## start Task data

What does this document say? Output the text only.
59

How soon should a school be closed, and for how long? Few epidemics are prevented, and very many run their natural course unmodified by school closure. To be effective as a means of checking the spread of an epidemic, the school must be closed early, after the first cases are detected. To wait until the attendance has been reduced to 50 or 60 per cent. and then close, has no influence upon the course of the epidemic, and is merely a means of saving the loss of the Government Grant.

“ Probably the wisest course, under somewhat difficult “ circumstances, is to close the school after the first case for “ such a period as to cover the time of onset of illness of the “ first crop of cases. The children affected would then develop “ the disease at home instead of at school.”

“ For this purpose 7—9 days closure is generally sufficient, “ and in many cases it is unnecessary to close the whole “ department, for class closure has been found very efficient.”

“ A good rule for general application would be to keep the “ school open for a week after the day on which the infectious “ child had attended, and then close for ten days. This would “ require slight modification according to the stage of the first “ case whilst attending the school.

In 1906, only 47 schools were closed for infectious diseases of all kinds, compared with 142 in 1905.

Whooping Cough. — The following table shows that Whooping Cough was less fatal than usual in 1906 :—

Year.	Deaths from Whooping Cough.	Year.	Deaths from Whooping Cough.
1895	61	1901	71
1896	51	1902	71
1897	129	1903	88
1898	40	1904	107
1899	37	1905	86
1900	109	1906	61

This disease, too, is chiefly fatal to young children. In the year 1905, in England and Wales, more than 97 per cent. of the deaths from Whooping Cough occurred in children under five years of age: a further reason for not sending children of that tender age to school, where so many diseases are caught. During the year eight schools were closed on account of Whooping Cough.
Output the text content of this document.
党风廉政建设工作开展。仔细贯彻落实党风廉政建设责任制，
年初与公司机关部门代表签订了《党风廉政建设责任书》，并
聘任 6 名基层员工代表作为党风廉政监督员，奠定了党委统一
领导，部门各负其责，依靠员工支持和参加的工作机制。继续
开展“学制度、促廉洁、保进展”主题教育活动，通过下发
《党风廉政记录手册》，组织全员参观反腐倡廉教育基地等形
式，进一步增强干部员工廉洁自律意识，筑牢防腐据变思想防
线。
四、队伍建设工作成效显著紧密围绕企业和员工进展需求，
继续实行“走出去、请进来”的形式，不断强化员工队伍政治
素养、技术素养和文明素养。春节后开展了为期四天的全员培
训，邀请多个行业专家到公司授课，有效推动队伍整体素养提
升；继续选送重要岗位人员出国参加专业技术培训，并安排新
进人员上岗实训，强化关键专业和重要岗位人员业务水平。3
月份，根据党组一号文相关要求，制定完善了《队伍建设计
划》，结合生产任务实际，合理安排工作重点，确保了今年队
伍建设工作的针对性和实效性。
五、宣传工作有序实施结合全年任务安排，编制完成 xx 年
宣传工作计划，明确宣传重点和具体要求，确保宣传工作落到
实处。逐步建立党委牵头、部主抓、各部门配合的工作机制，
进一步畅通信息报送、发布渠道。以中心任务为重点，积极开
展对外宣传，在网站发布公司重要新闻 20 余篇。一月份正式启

## end Task data

▸ **Problem description**
Set down nothing but the lines from the one with "Output the text content of this document." through the end of the records, keeping each line exactly as written and including both ends.

▸ **Answer to the task**
Output the text content of this document.
党风廉政建设工作开展。仔细贯彻落实党风廉政建设责任制，
年初与公司机关部门代表签订了《党风廉政建设责任书》，并
聘任 6 名基层员工代表作为党风廉政监督员，奠定了党委统一
领导，部门各负其责，依靠员工支持和参加的工作机制。继续
开展“学制度、促廉洁、保进展”主题教育活动，通过下发
《党风廉政记录手册》，组织全员参观反腐倡廉教育基地等形
式，进一步增强干部员工廉洁自律意识，筑牢防腐据变思想防
线。
四、队伍建设工作成效显著紧密围绕企业和员工进展需求，
继续实行“走出去、请进来”的形式，不断强化员工队伍政治
素养、技术素养和文明素养。春节后开展了为期四天的全员培
训，邀请多个行业专家到公司授课，有效推动队伍整体素养提
升；继续选送重要岗位人员出国参加专业技术培训，并安排新
进人员上岗实训，强化关键专业和重要岗位人员业务水平。3
月份，根据党组一号文相关要求，制定完善了《队伍建设计
划》，结合生产任务实际，合理安排工作重点，确保了今年队
伍建设工作的针对性和实效性。
五、宣传工作有序实施结合全年任务安排，编制完成 xx 年
宣传工作计划，明确宣传重点和具体要求，确保宣传工作落到
实处。逐步建立党委牵头、部主抓、各部门配合的工作机制，
进一步畅通信息报送、发布渠道。以中心任务为重点，积极开
展对外宣传，在网站发布公司重要新闻 20 余篇。一月份正式启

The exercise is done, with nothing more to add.